[Task brief] The records below hold pictures; please leave those out and retype the rest exactly.

[Input rows]
╔══
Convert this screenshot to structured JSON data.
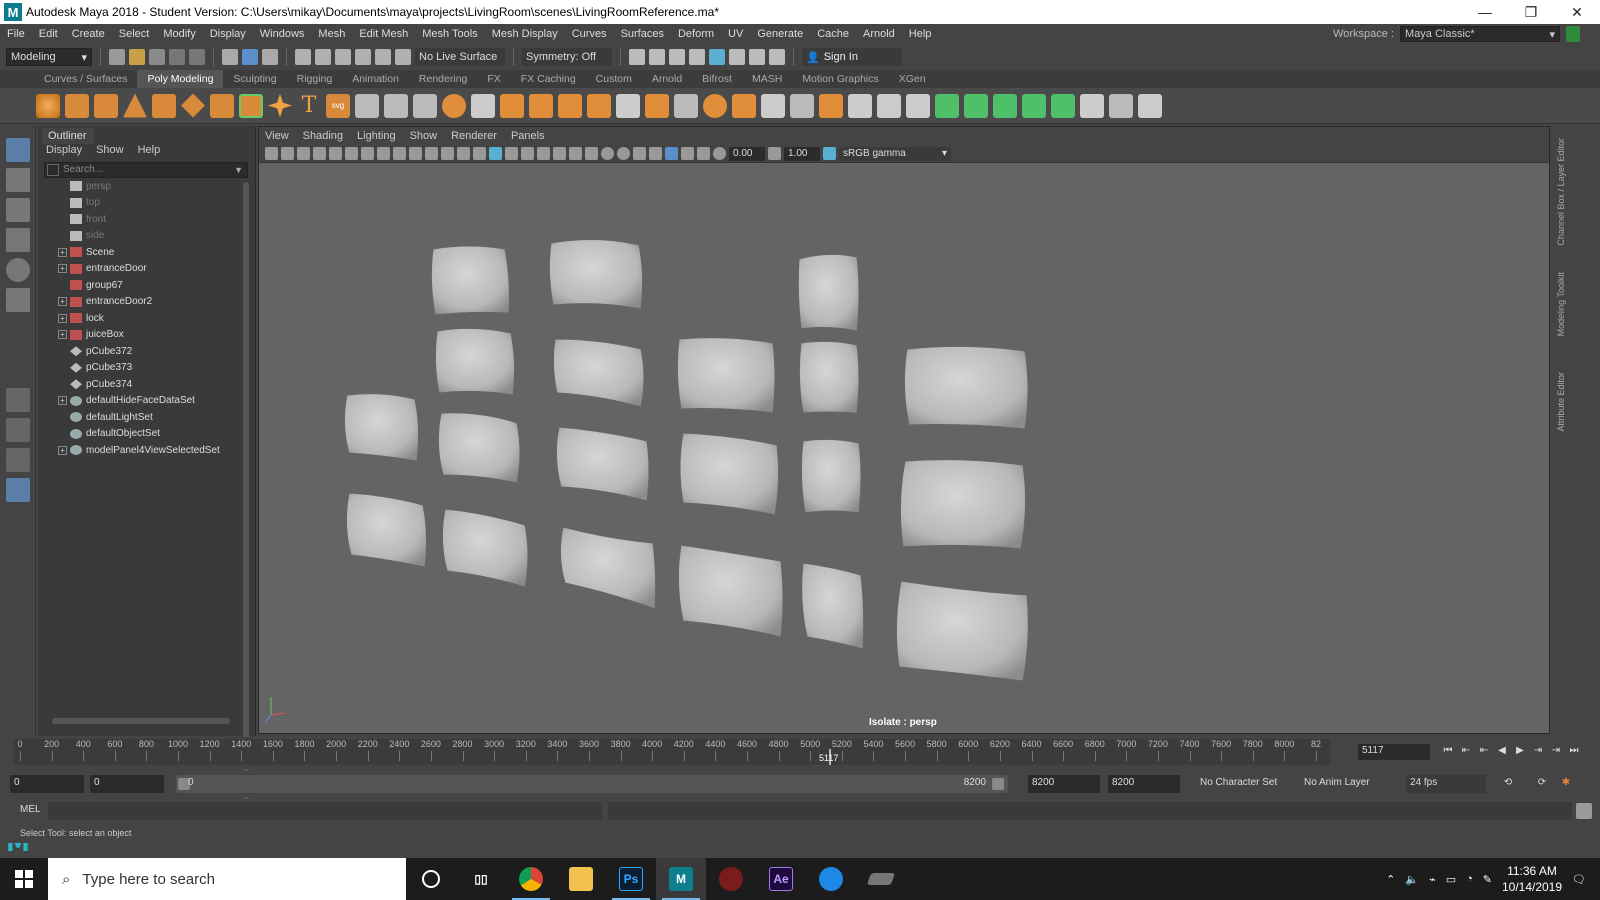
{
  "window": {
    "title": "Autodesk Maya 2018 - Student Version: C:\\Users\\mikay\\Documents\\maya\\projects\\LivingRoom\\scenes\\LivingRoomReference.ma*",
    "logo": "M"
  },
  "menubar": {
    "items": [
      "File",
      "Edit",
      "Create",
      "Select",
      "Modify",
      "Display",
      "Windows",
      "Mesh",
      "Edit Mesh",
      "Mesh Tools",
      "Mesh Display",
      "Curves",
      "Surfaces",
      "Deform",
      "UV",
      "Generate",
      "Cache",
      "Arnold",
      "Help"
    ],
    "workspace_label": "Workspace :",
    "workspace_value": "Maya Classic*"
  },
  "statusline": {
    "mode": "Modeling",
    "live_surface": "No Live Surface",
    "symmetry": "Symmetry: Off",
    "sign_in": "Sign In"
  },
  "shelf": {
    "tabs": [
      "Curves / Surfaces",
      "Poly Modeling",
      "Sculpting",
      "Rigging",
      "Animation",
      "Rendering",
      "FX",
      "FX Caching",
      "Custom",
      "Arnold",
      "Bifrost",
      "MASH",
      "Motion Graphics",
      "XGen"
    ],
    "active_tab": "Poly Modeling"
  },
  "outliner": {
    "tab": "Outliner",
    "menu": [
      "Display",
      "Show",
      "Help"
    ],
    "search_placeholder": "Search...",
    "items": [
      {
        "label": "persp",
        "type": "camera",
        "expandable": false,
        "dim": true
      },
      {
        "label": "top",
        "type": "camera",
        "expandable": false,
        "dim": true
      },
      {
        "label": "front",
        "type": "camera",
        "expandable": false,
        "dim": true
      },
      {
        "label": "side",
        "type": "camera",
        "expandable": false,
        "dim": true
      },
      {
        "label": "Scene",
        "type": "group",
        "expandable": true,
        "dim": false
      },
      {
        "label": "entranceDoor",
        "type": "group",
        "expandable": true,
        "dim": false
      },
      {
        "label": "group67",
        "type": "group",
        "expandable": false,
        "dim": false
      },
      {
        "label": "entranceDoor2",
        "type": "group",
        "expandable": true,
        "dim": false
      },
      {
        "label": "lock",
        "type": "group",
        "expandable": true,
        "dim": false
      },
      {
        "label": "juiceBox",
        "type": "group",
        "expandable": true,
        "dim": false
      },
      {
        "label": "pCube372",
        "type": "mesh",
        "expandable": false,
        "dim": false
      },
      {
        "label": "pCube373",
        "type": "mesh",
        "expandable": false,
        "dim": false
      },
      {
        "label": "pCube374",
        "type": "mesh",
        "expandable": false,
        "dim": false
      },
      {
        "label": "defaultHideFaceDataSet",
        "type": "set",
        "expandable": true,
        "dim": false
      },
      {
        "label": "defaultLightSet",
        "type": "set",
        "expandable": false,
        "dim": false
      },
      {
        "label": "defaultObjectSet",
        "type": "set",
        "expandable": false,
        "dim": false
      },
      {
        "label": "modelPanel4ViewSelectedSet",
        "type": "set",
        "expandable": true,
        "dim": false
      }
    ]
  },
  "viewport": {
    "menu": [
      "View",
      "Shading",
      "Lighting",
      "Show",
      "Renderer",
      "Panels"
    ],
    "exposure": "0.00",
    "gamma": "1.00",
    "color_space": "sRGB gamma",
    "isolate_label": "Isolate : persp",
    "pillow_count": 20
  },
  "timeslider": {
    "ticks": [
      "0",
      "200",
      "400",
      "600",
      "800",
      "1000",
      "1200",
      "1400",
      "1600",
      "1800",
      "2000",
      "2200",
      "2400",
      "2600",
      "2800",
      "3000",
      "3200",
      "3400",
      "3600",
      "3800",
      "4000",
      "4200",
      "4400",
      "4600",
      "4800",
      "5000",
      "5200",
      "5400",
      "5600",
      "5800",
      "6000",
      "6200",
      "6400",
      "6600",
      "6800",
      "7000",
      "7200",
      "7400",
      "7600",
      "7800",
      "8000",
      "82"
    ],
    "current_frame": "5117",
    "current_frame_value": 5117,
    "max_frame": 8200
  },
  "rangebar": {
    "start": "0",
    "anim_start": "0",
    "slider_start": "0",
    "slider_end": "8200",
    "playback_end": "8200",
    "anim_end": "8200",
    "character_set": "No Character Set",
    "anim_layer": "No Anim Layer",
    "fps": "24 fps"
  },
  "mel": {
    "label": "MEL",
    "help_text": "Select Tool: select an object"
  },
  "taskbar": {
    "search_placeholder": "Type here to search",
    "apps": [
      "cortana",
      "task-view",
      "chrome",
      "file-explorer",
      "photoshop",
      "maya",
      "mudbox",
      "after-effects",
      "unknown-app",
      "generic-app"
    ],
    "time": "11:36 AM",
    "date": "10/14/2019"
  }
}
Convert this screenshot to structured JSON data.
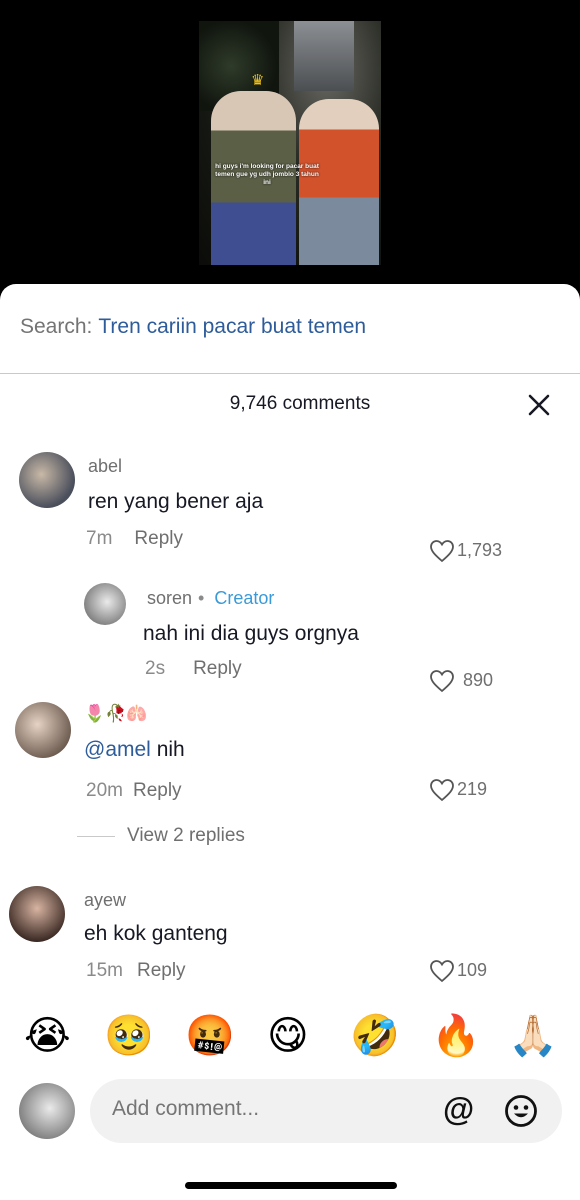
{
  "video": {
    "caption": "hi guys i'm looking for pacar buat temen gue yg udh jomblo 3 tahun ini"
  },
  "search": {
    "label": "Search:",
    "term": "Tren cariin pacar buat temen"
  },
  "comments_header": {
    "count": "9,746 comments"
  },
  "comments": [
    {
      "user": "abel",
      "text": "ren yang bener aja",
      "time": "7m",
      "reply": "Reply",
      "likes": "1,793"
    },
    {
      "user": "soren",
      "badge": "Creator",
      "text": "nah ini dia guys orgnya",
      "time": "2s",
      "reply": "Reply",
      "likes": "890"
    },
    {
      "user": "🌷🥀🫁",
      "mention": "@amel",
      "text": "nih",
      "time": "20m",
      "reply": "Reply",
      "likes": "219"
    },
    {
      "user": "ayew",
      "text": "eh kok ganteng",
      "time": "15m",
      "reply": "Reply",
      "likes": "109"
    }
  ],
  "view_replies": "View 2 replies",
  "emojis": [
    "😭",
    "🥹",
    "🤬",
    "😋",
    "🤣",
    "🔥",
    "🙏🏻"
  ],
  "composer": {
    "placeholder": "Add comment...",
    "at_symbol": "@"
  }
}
╚══
[Answer for the task]
Convert this screenshot to structured JSON data.
{
  "window": {
    "title": "Autodesk Maya 2018 - Student Version: C:\\Users\\mikay\\Documents\\maya\\projects\\LivingRoom\\scenes\\LivingRoomReference.ma*",
    "logo": "M"
  },
  "menubar": {
    "items": [
      "File",
      "Edit",
      "Create",
      "Select",
      "Modify",
      "Display",
      "Windows",
      "Mesh",
      "Edit Mesh",
      "Mesh Tools",
      "Mesh Display",
      "Curves",
      "Surfaces",
      "Deform",
      "UV",
      "Generate",
      "Cache",
      "Arnold",
      "Help"
    ],
    "workspace_label": "Workspace :",
    "workspace_value": "Maya Classic*"
  },
  "statusline": {
    "mode": "Modeling",
    "live_surface": "No Live Surface",
    "symmetry": "Symmetry: Off",
    "sign_in": "Sign In"
  },
  "shelf": {
    "tabs": [
      "Curves / Surfaces",
      "Poly Modeling",
      "Sculpting",
      "Rigging",
      "Animation",
      "Rendering",
      "FX",
      "FX Caching",
      "Custom",
      "Arnold",
      "Bifrost",
      "MASH",
      "Motion Graphics",
      "XGen"
    ],
    "active_tab": "Poly Modeling"
  },
  "outliner": {
    "tab": "Outliner",
    "menu": [
      "Display",
      "Show",
      "Help"
    ],
    "search_placeholder": "Search...",
    "items": [
      {
        "label": "persp",
        "type": "camera",
        "expandable": false,
        "dim": true
      },
      {
        "label": "top",
        "type": "camera",
        "expandable": false,
        "dim": true
      },
      {
        "label": "front",
        "type": "camera",
        "expandable": false,
        "dim": true
      },
      {
        "label": "side",
        "type": "camera",
        "expandable": false,
        "dim": true
      },
      {
        "label": "Scene",
        "type": "group",
        "expandable": true,
        "dim": false
      },
      {
        "label": "entranceDoor",
        "type": "group",
        "expandable": true,
        "dim": false
      },
      {
        "label": "group67",
        "type": "group",
        "expandable": false,
        "dim": false
      },
      {
        "label": "entranceDoor2",
        "type": "group",
        "expandable": true,
        "dim": false
      },
      {
        "label": "lock",
        "type": "group",
        "expandable": true,
        "dim": false
      },
      {
        "label": "juiceBox",
        "type": "group",
        "expandable": true,
        "dim": false
      },
      {
        "label": "pCube372",
        "type": "mesh",
        "expandable": false,
        "dim": false
      },
      {
        "label": "pCube373",
        "type": "mesh",
        "expandable": false,
        "dim": false
      },
      {
        "label": "pCube374",
        "type": "mesh",
        "expandable": false,
        "dim": false
      },
      {
        "label": "defaultHideFaceDataSet",
        "type": "set",
        "expandable": true,
        "dim": false
      },
      {
        "label": "defaultLightSet",
        "type": "set",
        "expandable": false,
        "dim": false
      },
      {
        "label": "defaultObjectSet",
        "type": "set",
        "expandable": false,
        "dim": false
      },
      {
        "label": "modelPanel4ViewSelectedSet",
        "type": "set",
        "expandable": true,
        "dim": false
      }
    ]
  },
  "viewport": {
    "menu": [
      "View",
      "Shading",
      "Lighting",
      "Show",
      "Renderer",
      "Panels"
    ],
    "exposure": "0.00",
    "gamma": "1.00",
    "color_space": "sRGB gamma",
    "isolate_label": "Isolate : persp",
    "pillow_count": 20
  },
  "timeslider": {
    "ticks": [
      "0",
      "200",
      "400",
      "600",
      "800",
      "1000",
      "1200",
      "1400",
      "1600",
      "1800",
      "2000",
      "2200",
      "2400",
      "2600",
      "2800",
      "3000",
      "3200",
      "3400",
      "3600",
      "3800",
      "4000",
      "4200",
      "4400",
      "4600",
      "4800",
      "5000",
      "5200",
      "5400",
      "5600",
      "5800",
      "6000",
      "6200",
      "6400",
      "6600",
      "6800",
      "7000",
      "7200",
      "7400",
      "7600",
      "7800",
      "8000",
      "82"
    ],
    "current_frame": "5117",
    "current_frame_value": 5117,
    "max_frame": 8200
  },
  "rangebar": {
    "start": "0",
    "anim_start": "0",
    "slider_start": "0",
    "slider_end": "8200",
    "playback_end": "8200",
    "anim_end": "8200",
    "character_set": "No Character Set",
    "anim_layer": "No Anim Layer",
    "fps": "24 fps"
  },
  "mel": {
    "label": "MEL",
    "help_text": "Select Tool: select an object"
  },
  "taskbar": {
    "search_placeholder": "Type here to search",
    "apps": [
      "cortana",
      "task-view",
      "chrome",
      "file-explorer",
      "photoshop",
      "maya",
      "mudbox",
      "after-effects",
      "unknown-app",
      "generic-app"
    ],
    "time": "11:36 AM",
    "date": "10/14/2019"
  }
}
Convert this screenshot to structured JSON data.
{
  "video": {
    "caption": "hi guys i'm looking for pacar buat temen gue yg udh jomblo 3 tahun ini"
  },
  "search": {
    "label": "Search:",
    "term": "Tren cariin pacar buat temen"
  },
  "comments_header": {
    "count": "9,746 comments"
  },
  "comments": [
    {
      "user": "abel",
      "text": "ren yang bener aja",
      "time": "7m",
      "reply": "Reply",
      "likes": "1,793"
    },
    {
      "user": "soren",
      "badge": "Creator",
      "text": "nah ini dia guys orgnya",
      "time": "2s",
      "reply": "Reply",
      "likes": "890"
    },
    {
      "user": "🌷🥀🫁",
      "mention": "@amel",
      "text": "nih",
      "time": "20m",
      "reply": "Reply",
      "likes": "219"
    },
    {
      "user": "ayew",
      "text": "eh kok ganteng",
      "time": "15m",
      "reply": "Reply",
      "likes": "109"
    }
  ],
  "view_replies": "View 2 replies",
  "emojis": [
    "😭",
    "🥹",
    "🤬",
    "😋",
    "🤣",
    "🔥",
    "🙏🏻"
  ],
  "composer": {
    "placeholder": "Add comment...",
    "at_symbol": "@"
  }
}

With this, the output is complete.